Extracted information:
◇ ◇ ◇ ◇ ◇

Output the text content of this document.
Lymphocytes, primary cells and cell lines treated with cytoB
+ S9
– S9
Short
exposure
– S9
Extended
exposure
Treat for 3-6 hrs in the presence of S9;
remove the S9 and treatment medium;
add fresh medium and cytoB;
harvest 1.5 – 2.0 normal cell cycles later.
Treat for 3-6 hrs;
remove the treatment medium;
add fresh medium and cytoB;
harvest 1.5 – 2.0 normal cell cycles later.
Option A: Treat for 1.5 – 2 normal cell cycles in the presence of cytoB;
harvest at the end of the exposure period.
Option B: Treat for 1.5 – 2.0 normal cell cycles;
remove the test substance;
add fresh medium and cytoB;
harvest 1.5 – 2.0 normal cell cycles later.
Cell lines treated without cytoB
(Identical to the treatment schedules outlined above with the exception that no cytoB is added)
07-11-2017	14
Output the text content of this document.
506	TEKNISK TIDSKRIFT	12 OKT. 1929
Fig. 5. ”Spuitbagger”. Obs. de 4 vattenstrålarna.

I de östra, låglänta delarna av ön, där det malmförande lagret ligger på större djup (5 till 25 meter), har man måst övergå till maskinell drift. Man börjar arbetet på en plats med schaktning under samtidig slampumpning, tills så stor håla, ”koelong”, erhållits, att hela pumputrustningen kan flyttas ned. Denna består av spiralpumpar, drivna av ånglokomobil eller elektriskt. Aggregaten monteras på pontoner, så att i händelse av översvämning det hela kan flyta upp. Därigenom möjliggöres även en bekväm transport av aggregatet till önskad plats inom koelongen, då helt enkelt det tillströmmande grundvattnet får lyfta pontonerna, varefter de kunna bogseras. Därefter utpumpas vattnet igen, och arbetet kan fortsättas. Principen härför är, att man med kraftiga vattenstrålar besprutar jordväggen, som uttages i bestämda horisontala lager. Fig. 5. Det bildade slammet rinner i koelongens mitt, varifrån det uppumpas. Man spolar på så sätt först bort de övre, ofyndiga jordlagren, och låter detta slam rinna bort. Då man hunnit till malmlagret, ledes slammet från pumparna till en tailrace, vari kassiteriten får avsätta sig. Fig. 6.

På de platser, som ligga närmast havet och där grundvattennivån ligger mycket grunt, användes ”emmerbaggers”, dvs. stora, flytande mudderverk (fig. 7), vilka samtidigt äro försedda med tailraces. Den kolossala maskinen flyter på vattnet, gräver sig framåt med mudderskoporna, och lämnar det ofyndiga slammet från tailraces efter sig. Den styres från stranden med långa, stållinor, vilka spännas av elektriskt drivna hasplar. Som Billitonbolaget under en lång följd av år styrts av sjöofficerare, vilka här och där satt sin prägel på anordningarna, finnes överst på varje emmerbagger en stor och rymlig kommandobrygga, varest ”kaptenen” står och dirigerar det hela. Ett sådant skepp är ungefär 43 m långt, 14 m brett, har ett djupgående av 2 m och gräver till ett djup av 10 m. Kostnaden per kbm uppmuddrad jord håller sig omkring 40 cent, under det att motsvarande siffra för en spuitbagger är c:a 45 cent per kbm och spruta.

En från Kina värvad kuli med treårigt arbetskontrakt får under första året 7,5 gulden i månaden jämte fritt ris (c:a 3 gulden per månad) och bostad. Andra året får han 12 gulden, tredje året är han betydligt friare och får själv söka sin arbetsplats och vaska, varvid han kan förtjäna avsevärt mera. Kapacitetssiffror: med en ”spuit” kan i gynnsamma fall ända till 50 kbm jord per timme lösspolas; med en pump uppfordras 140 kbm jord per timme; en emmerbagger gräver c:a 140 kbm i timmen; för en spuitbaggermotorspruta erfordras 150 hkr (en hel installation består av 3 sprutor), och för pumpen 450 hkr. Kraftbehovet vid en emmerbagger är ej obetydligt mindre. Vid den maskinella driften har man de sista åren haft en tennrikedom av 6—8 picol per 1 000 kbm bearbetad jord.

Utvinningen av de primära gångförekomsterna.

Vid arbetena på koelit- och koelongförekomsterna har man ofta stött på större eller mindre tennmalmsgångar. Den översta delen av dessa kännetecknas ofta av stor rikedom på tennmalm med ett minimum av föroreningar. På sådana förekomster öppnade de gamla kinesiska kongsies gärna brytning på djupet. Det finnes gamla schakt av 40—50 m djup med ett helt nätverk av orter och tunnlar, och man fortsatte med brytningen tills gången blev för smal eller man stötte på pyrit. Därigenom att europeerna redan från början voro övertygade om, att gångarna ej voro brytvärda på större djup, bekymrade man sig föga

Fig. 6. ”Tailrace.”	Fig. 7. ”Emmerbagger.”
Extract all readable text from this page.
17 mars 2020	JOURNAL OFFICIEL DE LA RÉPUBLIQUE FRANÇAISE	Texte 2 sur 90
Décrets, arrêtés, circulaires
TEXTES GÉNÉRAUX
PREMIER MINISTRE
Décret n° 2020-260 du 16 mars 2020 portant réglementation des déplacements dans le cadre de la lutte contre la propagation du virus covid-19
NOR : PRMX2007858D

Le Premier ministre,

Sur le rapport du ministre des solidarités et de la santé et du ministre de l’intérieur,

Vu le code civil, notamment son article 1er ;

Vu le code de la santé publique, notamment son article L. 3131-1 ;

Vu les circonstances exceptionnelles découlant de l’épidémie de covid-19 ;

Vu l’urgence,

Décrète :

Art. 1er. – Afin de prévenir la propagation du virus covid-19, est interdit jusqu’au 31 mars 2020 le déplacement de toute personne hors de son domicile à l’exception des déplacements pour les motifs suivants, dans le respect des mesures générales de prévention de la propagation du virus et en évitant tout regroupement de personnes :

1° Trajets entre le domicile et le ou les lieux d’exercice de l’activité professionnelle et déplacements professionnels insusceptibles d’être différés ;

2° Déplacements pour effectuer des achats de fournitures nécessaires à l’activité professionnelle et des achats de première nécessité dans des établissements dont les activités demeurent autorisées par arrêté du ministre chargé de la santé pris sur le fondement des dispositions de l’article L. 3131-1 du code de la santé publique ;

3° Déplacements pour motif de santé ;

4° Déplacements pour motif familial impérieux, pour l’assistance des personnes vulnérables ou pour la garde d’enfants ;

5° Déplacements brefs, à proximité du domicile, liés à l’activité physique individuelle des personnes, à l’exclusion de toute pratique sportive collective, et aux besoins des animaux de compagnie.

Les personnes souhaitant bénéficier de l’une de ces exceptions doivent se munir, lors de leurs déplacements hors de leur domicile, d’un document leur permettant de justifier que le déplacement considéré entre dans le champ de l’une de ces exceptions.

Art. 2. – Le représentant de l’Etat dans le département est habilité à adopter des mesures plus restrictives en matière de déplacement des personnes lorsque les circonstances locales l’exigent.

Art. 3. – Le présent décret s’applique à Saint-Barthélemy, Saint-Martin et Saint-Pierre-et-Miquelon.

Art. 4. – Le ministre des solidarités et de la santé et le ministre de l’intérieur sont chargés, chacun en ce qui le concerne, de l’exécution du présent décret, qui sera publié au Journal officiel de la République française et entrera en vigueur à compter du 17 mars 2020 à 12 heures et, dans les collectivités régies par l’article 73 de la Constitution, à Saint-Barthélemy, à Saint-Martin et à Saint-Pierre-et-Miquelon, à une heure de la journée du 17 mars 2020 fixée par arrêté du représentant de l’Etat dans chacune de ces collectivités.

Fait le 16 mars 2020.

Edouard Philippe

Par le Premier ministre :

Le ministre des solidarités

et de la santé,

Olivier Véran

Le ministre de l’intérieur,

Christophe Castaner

◇ ◇ ◇ ◇ ◇

Problem requirements: The only acceptable answer is the full set of entries, repeated exactly.

Expected answer:
Output the text content of this document.
Lymphocytes, primary cells and cell lines treated with cytoB
+ S9
– S9
Short
exposure
– S9
Extended
exposure
Treat for 3-6 hrs in the presence of S9;
remove the S9 and treatment medium;
add fresh medium and cytoB;
harvest 1.5 – 2.0 normal cell cycles later.
Treat for 3-6 hrs;
remove the treatment medium;
add fresh medium and cytoB;
harvest 1.5 – 2.0 normal cell cycles later.
Option A: Treat for 1.5 – 2 normal cell cycles in the presence of cytoB;
harvest at the end of the exposure period.
Option B: Treat for 1.5 – 2.0 normal cell cycles;
remove the test substance;
add fresh medium and cytoB;
harvest 1.5 – 2.0 normal cell cycles later.
Cell lines treated without cytoB
(Identical to the treatment schedules outlined above with the exception that no cytoB is added)
07-11-2017	14
Output the text content of this document.
506	TEKNISK TIDSKRIFT	12 OKT. 1929
Fig. 5. ”Spuitbagger”. Obs. de 4 vattenstrålarna.

I de östra, låglänta delarna av ön, där det malmförande lagret ligger på större djup (5 till 25 meter), har man måst övergå till maskinell drift. Man börjar arbetet på en plats med schaktning under samtidig slampumpning, tills så stor håla, ”koelong”, erhållits, att hela pumputrustningen kan flyttas ned. Denna består av spiralpumpar, drivna av ånglokomobil eller elektriskt. Aggregaten monteras på pontoner, så att i händelse av översvämning det hela kan flyta upp. Därigenom möjliggöres även en bekväm transport av aggregatet till önskad plats inom koelongen, då helt enkelt det tillströmmande grundvattnet får lyfta pontonerna, varefter de kunna bogseras. Därefter utpumpas vattnet igen, och arbetet kan fortsättas. Principen härför är, att man med kraftiga vattenstrålar besprutar jordväggen, som uttages i bestämda horisontala lager. Fig. 5. Det bildade slammet rinner i koelongens mitt, varifrån det uppumpas. Man spolar på så sätt först bort de övre, ofyndiga jordlagren, och låter detta slam rinna bort. Då man hunnit till malmlagret, ledes slammet från pumparna till en tailrace, vari kassiteriten får avsätta sig. Fig. 6.

På de platser, som ligga närmast havet och där grundvattennivån ligger mycket grunt, användes ”emmerbaggers”, dvs. stora, flytande mudderverk (fig. 7), vilka samtidigt äro försedda med tailraces. Den kolossala maskinen flyter på vattnet, gräver sig framåt med mudderskoporna, och lämnar det ofyndiga slammet från tailraces efter sig. Den styres från stranden med långa, stållinor, vilka spännas av elektriskt drivna hasplar. Som Billitonbolaget under en lång följd av år styrts av sjöofficerare, vilka här och där satt sin prägel på anordningarna, finnes överst på varje emmerbagger en stor och rymlig kommandobrygga, varest ”kaptenen” står och dirigerar det hela. Ett sådant skepp är ungefär 43 m långt, 14 m brett, har ett djupgående av 2 m och gräver till ett djup av 10 m. Kostnaden per kbm uppmuddrad jord håller sig omkring 40 cent, under det att motsvarande siffra för en spuitbagger är c:a 45 cent per kbm och spruta.

En från Kina värvad kuli med treårigt arbetskontrakt får under första året 7,5 gulden i månaden jämte fritt ris (c:a 3 gulden per månad) och bostad. Andra året får han 12 gulden, tredje året är han betydligt friare och får själv söka sin arbetsplats och vaska, varvid han kan förtjäna avsevärt mera. Kapacitetssiffror: med en ”spuit” kan i gynnsamma fall ända till 50 kbm jord per timme lösspolas; med en pump uppfordras 140 kbm jord per timme; en emmerbagger gräver c:a 140 kbm i timmen; för en spuitbaggermotorspruta erfordras 150 hkr (en hel installation består av 3 sprutor), och för pumpen 450 hkr. Kraftbehovet vid en emmerbagger är ej obetydligt mindre. Vid den maskinella driften har man de sista åren haft en tennrikedom av 6—8 picol per 1 000 kbm bearbetad jord.

Utvinningen av de primära gångförekomsterna.

Vid arbetena på koelit- och koelongförekomsterna har man ofta stött på större eller mindre tennmalmsgångar. Den översta delen av dessa kännetecknas ofta av stor rikedom på tennmalm med ett minimum av föroreningar. På sådana förekomster öppnade de gamla kinesiska kongsies gärna brytning på djupet. Det finnes gamla schakt av 40—50 m djup med ett helt nätverk av orter och tunnlar, och man fortsatte med brytningen tills gången blev för smal eller man stötte på pyrit. Därigenom att europeerna redan från början voro övertygade om, att gångarna ej voro brytvärda på större djup, bekymrade man sig föga

Fig. 6. ”Tailrace.”	Fig. 7. ”Emmerbagger.”
Extract all readable text from this page.
17 mars 2020	JOURNAL OFFICIEL DE LA RÉPUBLIQUE FRANÇAISE	Texte 2 sur 90
Décrets, arrêtés, circulaires
TEXTES GÉNÉRAUX
PREMIER MINISTRE
Décret n° 2020-260 du 16 mars 2020 portant réglementation des déplacements dans le cadre de la lutte contre la propagation du virus covid-19
NOR : PRMX2007858D

Le Premier ministre,

Sur le rapport du ministre des solidarités et de la santé et du ministre de l’intérieur,

Vu le code civil, notamment son article 1er ;

Vu le code de la santé publique, notamment son article L. 3131-1 ;

Vu les circonstances exceptionnelles découlant de l’épidémie de covid-19 ;

Vu l’urgence,

Décrète :

Art. 1er. – Afin de prévenir la propagation du virus covid-19, est interdit jusqu’au 31 mars 2020 le déplacement de toute personne hors de son domicile à l’exception des déplacements pour les motifs suivants, dans le respect des mesures générales de prévention de la propagation du virus et en évitant tout regroupement de personnes :

1° Trajets entre le domicile et le ou les lieux d’exercice de l’activité professionnelle et déplacements professionnels insusceptibles d’être différés ;

2° Déplacements pour effectuer des achats de fournitures nécessaires à l’activité professionnelle et des achats de première nécessité dans des établissements dont les activités demeurent autorisées par arrêté du ministre chargé de la santé pris sur le fondement des dispositions de l’article L. 3131-1 du code de la santé publique ;

3° Déplacements pour motif de santé ;

4° Déplacements pour motif familial impérieux, pour l’assistance des personnes vulnérables ou pour la garde d’enfants ;

5° Déplacements brefs, à proximité du domicile, liés à l’activité physique individuelle des personnes, à l’exclusion de toute pratique sportive collective, et aux besoins des animaux de compagnie.

Les personnes souhaitant bénéficier de l’une de ces exceptions doivent se munir, lors de leurs déplacements hors de leur domicile, d’un document leur permettant de justifier que le déplacement considéré entre dans le champ de l’une de ces exceptions.

Art. 2. – Le représentant de l’Etat dans le département est habilité à adopter des mesures plus restrictives en matière de déplacement des personnes lorsque les circonstances locales l’exigent.

Art. 3. – Le présent décret s’applique à Saint-Barthélemy, Saint-Martin et Saint-Pierre-et-Miquelon.

Art. 4. – Le ministre des solidarités et de la santé et le ministre de l’intérieur sont chargés, chacun en ce qui le concerne, de l’exécution du présent décret, qui sera publié au Journal officiel de la République française et entrera en vigueur à compter du 17 mars 2020 à 12 heures et, dans les collectivités régies par l’article 73 de la Constitution, à Saint-Barthélemy, à Saint-Martin et à Saint-Pierre-et-Miquelon, à une heure de la journée du 17 mars 2020 fixée par arrêté du représentant de l’Etat dans chacune de ces collectivités.

Fait le 16 mars 2020.

Edouard Philippe

Par le Premier ministre :

Le ministre des solidarités

et de la santé,

Olivier Véran

Le ministre de l’intérieur,

Christophe Castaner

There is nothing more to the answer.